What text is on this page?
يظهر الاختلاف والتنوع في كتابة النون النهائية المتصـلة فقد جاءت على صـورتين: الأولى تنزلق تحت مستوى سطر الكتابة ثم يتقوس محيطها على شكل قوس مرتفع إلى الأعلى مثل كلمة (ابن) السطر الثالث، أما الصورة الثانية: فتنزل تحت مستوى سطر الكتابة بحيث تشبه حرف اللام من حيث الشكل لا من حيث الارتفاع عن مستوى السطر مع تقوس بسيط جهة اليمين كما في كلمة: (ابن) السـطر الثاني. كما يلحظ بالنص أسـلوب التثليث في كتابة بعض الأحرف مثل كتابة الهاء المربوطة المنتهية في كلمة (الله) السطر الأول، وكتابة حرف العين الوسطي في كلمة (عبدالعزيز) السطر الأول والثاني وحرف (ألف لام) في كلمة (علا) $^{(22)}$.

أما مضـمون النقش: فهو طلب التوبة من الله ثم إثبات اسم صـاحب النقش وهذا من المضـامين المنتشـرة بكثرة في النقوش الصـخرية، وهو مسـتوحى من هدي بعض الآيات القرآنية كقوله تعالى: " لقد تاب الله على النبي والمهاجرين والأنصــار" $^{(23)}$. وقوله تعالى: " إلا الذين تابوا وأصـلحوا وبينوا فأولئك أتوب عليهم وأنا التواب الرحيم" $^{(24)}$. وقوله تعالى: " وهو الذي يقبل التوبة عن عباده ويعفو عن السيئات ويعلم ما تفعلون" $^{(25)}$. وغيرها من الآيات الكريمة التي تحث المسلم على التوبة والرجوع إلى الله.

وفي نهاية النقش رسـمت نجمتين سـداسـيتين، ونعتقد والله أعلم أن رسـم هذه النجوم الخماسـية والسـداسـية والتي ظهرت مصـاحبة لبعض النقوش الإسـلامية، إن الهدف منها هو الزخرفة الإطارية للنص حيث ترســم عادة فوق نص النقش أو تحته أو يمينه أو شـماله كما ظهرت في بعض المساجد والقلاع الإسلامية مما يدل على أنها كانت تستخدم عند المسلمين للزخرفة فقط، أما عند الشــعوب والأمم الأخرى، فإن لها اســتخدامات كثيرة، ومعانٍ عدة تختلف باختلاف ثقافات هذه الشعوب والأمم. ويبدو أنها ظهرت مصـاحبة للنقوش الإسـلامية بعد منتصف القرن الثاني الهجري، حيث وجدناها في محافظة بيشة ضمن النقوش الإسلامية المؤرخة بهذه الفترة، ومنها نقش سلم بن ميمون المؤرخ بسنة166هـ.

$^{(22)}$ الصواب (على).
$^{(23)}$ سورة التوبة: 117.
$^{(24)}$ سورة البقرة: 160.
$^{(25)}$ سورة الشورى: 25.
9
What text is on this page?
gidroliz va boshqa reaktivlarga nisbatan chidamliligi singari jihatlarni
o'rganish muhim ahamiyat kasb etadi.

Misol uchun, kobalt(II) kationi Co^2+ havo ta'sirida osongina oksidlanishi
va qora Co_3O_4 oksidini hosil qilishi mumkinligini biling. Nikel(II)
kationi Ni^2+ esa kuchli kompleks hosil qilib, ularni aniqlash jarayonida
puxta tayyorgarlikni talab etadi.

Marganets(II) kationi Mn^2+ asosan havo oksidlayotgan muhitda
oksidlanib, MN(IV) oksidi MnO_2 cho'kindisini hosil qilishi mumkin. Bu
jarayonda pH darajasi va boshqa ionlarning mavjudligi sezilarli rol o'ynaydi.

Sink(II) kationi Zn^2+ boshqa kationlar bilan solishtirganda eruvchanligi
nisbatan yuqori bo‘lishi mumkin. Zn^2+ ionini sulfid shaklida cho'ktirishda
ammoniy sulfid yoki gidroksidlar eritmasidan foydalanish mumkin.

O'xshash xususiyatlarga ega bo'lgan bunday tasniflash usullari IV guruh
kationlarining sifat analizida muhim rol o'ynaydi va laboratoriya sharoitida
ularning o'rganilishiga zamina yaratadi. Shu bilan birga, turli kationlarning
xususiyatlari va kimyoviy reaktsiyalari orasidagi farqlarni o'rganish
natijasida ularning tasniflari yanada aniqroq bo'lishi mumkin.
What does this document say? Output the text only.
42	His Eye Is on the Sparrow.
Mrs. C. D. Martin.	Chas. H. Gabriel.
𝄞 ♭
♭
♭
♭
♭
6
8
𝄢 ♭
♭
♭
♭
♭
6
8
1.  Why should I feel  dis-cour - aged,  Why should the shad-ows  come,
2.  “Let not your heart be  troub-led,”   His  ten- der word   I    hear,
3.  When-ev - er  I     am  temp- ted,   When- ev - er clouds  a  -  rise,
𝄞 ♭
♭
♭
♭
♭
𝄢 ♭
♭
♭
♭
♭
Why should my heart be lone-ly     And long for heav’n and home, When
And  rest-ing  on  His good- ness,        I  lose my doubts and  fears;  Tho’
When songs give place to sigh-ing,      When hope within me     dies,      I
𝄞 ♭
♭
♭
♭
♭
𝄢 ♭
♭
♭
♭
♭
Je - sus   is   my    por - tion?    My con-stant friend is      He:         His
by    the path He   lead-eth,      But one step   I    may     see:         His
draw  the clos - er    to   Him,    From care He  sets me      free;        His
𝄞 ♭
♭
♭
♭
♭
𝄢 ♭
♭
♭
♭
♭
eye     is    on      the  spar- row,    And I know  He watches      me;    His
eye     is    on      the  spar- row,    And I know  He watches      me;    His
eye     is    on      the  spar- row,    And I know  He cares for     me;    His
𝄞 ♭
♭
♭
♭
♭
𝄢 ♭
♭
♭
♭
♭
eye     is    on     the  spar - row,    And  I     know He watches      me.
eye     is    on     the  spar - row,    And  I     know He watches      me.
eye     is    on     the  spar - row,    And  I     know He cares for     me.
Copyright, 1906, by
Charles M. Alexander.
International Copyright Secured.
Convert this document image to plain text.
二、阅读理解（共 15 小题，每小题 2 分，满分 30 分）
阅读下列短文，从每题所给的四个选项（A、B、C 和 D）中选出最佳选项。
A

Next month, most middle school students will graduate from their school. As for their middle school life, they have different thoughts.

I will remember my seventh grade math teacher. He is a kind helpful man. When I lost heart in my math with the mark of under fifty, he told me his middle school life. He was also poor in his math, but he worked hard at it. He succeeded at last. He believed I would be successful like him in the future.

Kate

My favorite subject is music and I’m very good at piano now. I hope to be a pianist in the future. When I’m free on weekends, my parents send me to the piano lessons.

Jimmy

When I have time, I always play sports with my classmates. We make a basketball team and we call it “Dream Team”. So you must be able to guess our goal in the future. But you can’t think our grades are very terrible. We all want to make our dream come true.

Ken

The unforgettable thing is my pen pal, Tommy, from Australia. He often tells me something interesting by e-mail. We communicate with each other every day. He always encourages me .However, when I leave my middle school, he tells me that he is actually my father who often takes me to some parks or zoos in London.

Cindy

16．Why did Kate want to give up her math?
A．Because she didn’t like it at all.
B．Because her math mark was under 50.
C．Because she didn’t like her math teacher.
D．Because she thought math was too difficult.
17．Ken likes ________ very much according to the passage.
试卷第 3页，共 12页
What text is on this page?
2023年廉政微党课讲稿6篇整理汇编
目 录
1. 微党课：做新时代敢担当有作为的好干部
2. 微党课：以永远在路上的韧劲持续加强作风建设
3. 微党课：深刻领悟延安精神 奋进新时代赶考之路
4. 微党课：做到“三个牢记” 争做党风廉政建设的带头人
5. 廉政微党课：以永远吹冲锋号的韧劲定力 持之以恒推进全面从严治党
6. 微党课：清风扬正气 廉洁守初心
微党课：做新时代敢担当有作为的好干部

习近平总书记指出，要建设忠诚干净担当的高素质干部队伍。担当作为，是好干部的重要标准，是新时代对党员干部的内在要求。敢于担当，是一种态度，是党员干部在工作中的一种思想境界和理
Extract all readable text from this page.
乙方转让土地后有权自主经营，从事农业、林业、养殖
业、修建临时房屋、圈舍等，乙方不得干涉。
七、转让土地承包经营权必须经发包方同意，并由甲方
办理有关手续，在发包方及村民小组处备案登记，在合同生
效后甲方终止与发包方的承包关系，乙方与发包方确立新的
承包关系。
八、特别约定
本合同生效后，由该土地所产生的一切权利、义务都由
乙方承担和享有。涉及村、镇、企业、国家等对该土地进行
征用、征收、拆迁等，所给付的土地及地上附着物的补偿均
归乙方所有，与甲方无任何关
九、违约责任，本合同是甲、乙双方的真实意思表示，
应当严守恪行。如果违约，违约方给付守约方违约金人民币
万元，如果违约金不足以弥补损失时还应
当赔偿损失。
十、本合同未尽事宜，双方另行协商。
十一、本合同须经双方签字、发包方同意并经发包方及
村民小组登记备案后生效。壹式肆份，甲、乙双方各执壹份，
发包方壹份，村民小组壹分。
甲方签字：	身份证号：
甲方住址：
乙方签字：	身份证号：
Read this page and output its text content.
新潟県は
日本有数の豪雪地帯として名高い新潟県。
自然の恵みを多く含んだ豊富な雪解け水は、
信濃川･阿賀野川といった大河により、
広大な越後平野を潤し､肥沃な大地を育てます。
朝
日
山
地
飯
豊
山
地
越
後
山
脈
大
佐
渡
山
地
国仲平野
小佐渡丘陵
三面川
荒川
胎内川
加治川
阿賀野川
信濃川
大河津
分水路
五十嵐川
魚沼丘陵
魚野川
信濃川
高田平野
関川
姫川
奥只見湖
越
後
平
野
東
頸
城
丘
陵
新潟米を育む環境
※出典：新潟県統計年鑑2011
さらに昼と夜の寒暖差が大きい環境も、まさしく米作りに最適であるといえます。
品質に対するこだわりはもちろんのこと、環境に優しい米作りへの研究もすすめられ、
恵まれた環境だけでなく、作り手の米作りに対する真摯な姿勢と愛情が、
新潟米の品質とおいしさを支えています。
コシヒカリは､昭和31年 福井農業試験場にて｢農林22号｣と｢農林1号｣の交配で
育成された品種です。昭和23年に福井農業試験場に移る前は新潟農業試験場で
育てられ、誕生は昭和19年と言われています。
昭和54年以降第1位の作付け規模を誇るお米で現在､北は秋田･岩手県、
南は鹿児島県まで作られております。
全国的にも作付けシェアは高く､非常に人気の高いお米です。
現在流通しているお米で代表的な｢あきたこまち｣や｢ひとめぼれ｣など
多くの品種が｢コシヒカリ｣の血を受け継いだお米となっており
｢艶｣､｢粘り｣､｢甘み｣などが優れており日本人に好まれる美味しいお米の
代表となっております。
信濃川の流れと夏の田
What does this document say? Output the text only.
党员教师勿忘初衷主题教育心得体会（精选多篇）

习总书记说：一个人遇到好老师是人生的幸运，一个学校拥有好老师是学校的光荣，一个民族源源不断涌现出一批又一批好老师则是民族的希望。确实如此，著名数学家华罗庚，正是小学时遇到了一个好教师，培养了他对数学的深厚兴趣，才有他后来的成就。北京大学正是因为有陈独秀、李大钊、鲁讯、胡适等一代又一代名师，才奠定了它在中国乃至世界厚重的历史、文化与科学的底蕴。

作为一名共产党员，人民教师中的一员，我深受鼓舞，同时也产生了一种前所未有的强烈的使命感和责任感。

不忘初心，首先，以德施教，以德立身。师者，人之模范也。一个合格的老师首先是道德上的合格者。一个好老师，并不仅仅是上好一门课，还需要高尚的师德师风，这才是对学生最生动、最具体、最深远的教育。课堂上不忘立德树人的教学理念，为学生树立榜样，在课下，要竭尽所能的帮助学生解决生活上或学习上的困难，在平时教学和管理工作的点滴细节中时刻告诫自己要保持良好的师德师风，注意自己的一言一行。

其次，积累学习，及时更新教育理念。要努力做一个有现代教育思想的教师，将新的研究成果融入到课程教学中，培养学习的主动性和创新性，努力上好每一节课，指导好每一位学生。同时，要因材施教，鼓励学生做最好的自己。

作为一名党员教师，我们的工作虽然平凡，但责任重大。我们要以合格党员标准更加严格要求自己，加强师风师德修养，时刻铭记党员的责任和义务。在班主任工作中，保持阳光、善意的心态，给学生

• [Written request]: Pick out each line containing "life" and report it.

• [Response below]:
Next month, most middle school students will graduate from their school. As for their middle school life, they have different thoughts.
I will remember my seventh grade math teacher. He is a kind helpful man. When I lost heart in my math with the mark of under fifty, he told me his middle school life. He was also poor in his math, but he worked hard at it. He succeeded at last. He believed I would be successful like him in the future.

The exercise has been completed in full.